## start
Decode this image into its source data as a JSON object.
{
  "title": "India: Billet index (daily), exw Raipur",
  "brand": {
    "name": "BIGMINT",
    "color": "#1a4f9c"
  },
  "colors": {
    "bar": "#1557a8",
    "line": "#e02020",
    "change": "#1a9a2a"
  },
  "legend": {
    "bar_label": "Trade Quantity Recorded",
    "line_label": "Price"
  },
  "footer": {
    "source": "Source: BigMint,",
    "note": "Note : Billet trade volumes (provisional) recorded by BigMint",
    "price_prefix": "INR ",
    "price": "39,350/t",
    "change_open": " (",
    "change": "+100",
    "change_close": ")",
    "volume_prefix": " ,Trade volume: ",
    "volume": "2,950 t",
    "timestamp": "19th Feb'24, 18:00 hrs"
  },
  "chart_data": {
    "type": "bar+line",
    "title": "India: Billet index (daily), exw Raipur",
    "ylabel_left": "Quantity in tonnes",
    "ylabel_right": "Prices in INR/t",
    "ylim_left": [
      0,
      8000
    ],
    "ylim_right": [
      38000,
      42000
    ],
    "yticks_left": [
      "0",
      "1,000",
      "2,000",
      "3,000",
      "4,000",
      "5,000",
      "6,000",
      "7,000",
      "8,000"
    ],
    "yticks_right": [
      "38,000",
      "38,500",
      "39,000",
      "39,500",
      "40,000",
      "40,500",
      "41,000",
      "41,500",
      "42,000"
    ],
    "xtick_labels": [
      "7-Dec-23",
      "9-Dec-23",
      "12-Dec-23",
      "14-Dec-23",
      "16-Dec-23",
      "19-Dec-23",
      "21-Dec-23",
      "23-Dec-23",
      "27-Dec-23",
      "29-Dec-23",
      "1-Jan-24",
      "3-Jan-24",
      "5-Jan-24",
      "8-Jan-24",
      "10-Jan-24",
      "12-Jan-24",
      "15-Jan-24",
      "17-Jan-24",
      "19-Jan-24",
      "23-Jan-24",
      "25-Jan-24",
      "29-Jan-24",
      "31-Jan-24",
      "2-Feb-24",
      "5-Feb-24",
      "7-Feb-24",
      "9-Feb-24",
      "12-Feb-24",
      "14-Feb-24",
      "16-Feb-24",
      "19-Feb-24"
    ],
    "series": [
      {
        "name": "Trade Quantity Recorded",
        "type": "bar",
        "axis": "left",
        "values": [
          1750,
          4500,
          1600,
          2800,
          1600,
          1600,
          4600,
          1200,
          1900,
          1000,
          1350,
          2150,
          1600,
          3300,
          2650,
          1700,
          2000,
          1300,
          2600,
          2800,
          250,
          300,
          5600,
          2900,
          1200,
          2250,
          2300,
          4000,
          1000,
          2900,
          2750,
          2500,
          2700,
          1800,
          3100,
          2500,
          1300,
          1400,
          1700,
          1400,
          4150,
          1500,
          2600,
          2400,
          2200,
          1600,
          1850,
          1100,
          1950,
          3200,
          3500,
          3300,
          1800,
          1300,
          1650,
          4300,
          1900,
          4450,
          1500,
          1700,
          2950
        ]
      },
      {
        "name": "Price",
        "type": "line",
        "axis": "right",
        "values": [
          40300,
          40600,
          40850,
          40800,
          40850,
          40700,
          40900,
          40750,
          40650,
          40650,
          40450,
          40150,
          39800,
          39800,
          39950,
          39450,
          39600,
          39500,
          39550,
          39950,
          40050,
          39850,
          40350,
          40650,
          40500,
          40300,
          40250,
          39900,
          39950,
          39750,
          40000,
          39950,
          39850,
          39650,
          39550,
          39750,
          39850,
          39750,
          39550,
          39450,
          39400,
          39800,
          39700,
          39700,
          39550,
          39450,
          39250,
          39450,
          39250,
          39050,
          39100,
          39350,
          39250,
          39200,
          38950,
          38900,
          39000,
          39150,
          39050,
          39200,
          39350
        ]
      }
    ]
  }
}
## end
### What needs to be done
Copy every line of the listing where the word "Raipur" appears.

### The completed task
  "title": "India: Billet index (daily), exw Raipur",
    "title": "India: Billet index (daily), exw Raipur",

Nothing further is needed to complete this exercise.